WHAT NEEDS TO BE DONE: Make an exact copy of the entries, and keep any pictures out of it.

>>>>>

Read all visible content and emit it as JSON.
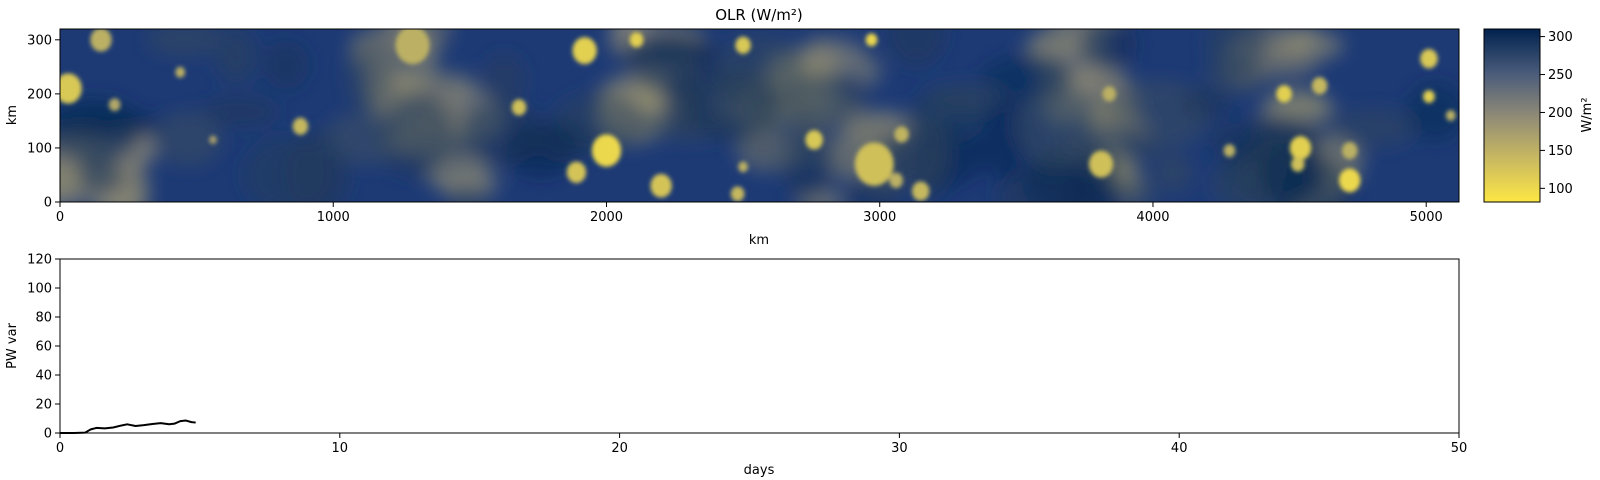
{
  "chart_data": [
    {
      "type": "heatmap",
      "title": "OLR (W/m²)",
      "xlabel": "km",
      "ylabel": "km",
      "xlim": [
        0,
        5120
      ],
      "ylim": [
        0,
        320
      ],
      "x_ticks": [
        0,
        1000,
        2000,
        3000,
        4000,
        5000
      ],
      "y_ticks": [
        0,
        100,
        200,
        300
      ],
      "colorbar": {
        "label": "W/m²",
        "range": [
          82,
          310
        ],
        "ticks": [
          100,
          150,
          200,
          250,
          300
        ],
        "colors": [
          "#fde745",
          "#8f8a77",
          "#00224e"
        ]
      },
      "cells": [
        {
          "x": 30,
          "y": 210,
          "r": 28,
          "v": 120
        },
        {
          "x": 150,
          "y": 300,
          "r": 22,
          "v": 150
        },
        {
          "x": 200,
          "y": 180,
          "r": 12,
          "v": 160
        },
        {
          "x": 440,
          "y": 240,
          "r": 10,
          "v": 150
        },
        {
          "x": 560,
          "y": 115,
          "r": 8,
          "v": 170
        },
        {
          "x": 880,
          "y": 140,
          "r": 16,
          "v": 140
        },
        {
          "x": 1290,
          "y": 290,
          "r": 35,
          "v": 150
        },
        {
          "x": 1680,
          "y": 175,
          "r": 15,
          "v": 130
        },
        {
          "x": 1920,
          "y": 280,
          "r": 25,
          "v": 110
        },
        {
          "x": 2000,
          "y": 95,
          "r": 30,
          "v": 100
        },
        {
          "x": 1890,
          "y": 55,
          "r": 20,
          "v": 125
        },
        {
          "x": 2110,
          "y": 300,
          "r": 14,
          "v": 110
        },
        {
          "x": 2200,
          "y": 30,
          "r": 22,
          "v": 125
        },
        {
          "x": 2500,
          "y": 290,
          "r": 16,
          "v": 120
        },
        {
          "x": 2500,
          "y": 65,
          "r": 10,
          "v": 150
        },
        {
          "x": 2480,
          "y": 15,
          "r": 14,
          "v": 140
        },
        {
          "x": 2760,
          "y": 115,
          "r": 18,
          "v": 120
        },
        {
          "x": 2980,
          "y": 70,
          "r": 40,
          "v": 130
        },
        {
          "x": 2970,
          "y": 300,
          "r": 12,
          "v": 100
        },
        {
          "x": 3080,
          "y": 125,
          "r": 15,
          "v": 145
        },
        {
          "x": 3060,
          "y": 40,
          "r": 14,
          "v": 150
        },
        {
          "x": 3150,
          "y": 20,
          "r": 18,
          "v": 140
        },
        {
          "x": 3810,
          "y": 70,
          "r": 25,
          "v": 130
        },
        {
          "x": 3840,
          "y": 200,
          "r": 14,
          "v": 150
        },
        {
          "x": 4280,
          "y": 95,
          "r": 12,
          "v": 150
        },
        {
          "x": 4480,
          "y": 200,
          "r": 16,
          "v": 110
        },
        {
          "x": 4540,
          "y": 100,
          "r": 22,
          "v": 110
        },
        {
          "x": 4530,
          "y": 70,
          "r": 14,
          "v": 130
        },
        {
          "x": 4610,
          "y": 215,
          "r": 16,
          "v": 140
        },
        {
          "x": 4720,
          "y": 40,
          "r": 22,
          "v": 100
        },
        {
          "x": 4720,
          "y": 95,
          "r": 16,
          "v": 150
        },
        {
          "x": 5010,
          "y": 265,
          "r": 18,
          "v": 120
        },
        {
          "x": 5010,
          "y": 195,
          "r": 12,
          "v": 110
        },
        {
          "x": 5090,
          "y": 160,
          "r": 10,
          "v": 150
        }
      ]
    },
    {
      "type": "line",
      "title": "",
      "xlabel": "days",
      "ylabel": "PW var",
      "xlim": [
        0,
        50
      ],
      "ylim": [
        0,
        120
      ],
      "x_ticks": [
        0,
        10,
        20,
        30,
        40,
        50
      ],
      "y_ticks": [
        0,
        20,
        40,
        60,
        80,
        100,
        120
      ],
      "series": [
        {
          "color": "#000000",
          "x": [
            0,
            0.5,
            0.9,
            1.1,
            1.3,
            1.6,
            1.9,
            2.2,
            2.4,
            2.7,
            3.0,
            3.3,
            3.6,
            3.9,
            4.1,
            4.3,
            4.5,
            4.7,
            4.85
          ],
          "y": [
            0,
            0,
            0.3,
            2.5,
            3.5,
            3.2,
            3.8,
            5.2,
            6.0,
            4.8,
            5.4,
            6.2,
            6.8,
            6.0,
            6.5,
            8.2,
            8.6,
            7.5,
            7.2
          ]
        }
      ]
    }
  ]
}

<<<<<

FINISHED EXERCISE:
Read all visible content and emit it as JSON.
{
  "chart_data": [
    {
      "type": "heatmap",
      "title": "OLR (W/m²)",
      "xlabel": "km",
      "ylabel": "km",
      "xlim": [
        0,
        5120
      ],
      "ylim": [
        0,
        320
      ],
      "x_ticks": [
        0,
        1000,
        2000,
        3000,
        4000,
        5000
      ],
      "y_ticks": [
        0,
        100,
        200,
        300
      ],
      "colorbar": {
        "label": "W/m²",
        "range": [
          82,
          310
        ],
        "ticks": [
          100,
          150,
          200,
          250,
          300
        ],
        "colors": [
          "#fde745",
          "#8f8a77",
          "#00224e"
        ]
      },
      "cells": [
        {
          "x": 30,
          "y": 210,
          "r": 28,
          "v": 120
        },
        {
          "x": 150,
          "y": 300,
          "r": 22,
          "v": 150
        },
        {
          "x": 200,
          "y": 180,
          "r": 12,
          "v": 160
        },
        {
          "x": 440,
          "y": 240,
          "r": 10,
          "v": 150
        },
        {
          "x": 560,
          "y": 115,
          "r": 8,
          "v": 170
        },
        {
          "x": 880,
          "y": 140,
          "r": 16,
          "v": 140
        },
        {
          "x": 1290,
          "y": 290,
          "r": 35,
          "v": 150
        },
        {
          "x": 1680,
          "y": 175,
          "r": 15,
          "v": 130
        },
        {
          "x": 1920,
          "y": 280,
          "r": 25,
          "v": 110
        },
        {
          "x": 2000,
          "y": 95,
          "r": 30,
          "v": 100
        },
        {
          "x": 1890,
          "y": 55,
          "r": 20,
          "v": 125
        },
        {
          "x": 2110,
          "y": 300,
          "r": 14,
          "v": 110
        },
        {
          "x": 2200,
          "y": 30,
          "r": 22,
          "v": 125
        },
        {
          "x": 2500,
          "y": 290,
          "r": 16,
          "v": 120
        },
        {
          "x": 2500,
          "y": 65,
          "r": 10,
          "v": 150
        },
        {
          "x": 2480,
          "y": 15,
          "r": 14,
          "v": 140
        },
        {
          "x": 2760,
          "y": 115,
          "r": 18,
          "v": 120
        },
        {
          "x": 2980,
          "y": 70,
          "r": 40,
          "v": 130
        },
        {
          "x": 2970,
          "y": 300,
          "r": 12,
          "v": 100
        },
        {
          "x": 3080,
          "y": 125,
          "r": 15,
          "v": 145
        },
        {
          "x": 3060,
          "y": 40,
          "r": 14,
          "v": 150
        },
        {
          "x": 3150,
          "y": 20,
          "r": 18,
          "v": 140
        },
        {
          "x": 3810,
          "y": 70,
          "r": 25,
          "v": 130
        },
        {
          "x": 3840,
          "y": 200,
          "r": 14,
          "v": 150
        },
        {
          "x": 4280,
          "y": 95,
          "r": 12,
          "v": 150
        },
        {
          "x": 4480,
          "y": 200,
          "r": 16,
          "v": 110
        },
        {
          "x": 4540,
          "y": 100,
          "r": 22,
          "v": 110
        },
        {
          "x": 4530,
          "y": 70,
          "r": 14,
          "v": 130
        },
        {
          "x": 4610,
          "y": 215,
          "r": 16,
          "v": 140
        },
        {
          "x": 4720,
          "y": 40,
          "r": 22,
          "v": 100
        },
        {
          "x": 4720,
          "y": 95,
          "r": 16,
          "v": 150
        },
        {
          "x": 5010,
          "y": 265,
          "r": 18,
          "v": 120
        },
        {
          "x": 5010,
          "y": 195,
          "r": 12,
          "v": 110
        },
        {
          "x": 5090,
          "y": 160,
          "r": 10,
          "v": 150
        }
      ]
    },
    {
      "type": "line",
      "title": "",
      "xlabel": "days",
      "ylabel": "PW var",
      "xlim": [
        0,
        50
      ],
      "ylim": [
        0,
        120
      ],
      "x_ticks": [
        0,
        10,
        20,
        30,
        40,
        50
      ],
      "y_ticks": [
        0,
        20,
        40,
        60,
        80,
        100,
        120
      ],
      "series": [
        {
          "color": "#000000",
          "x": [
            0,
            0.5,
            0.9,
            1.1,
            1.3,
            1.6,
            1.9,
            2.2,
            2.4,
            2.7,
            3.0,
            3.3,
            3.6,
            3.9,
            4.1,
            4.3,
            4.5,
            4.7,
            4.85
          ],
          "y": [
            0,
            0,
            0.3,
            2.5,
            3.5,
            3.2,
            3.8,
            5.2,
            6.0,
            4.8,
            5.4,
            6.2,
            6.8,
            6.0,
            6.5,
            8.2,
            8.6,
            7.5,
            7.2
          ]
        }
      ]
    }
  ]
}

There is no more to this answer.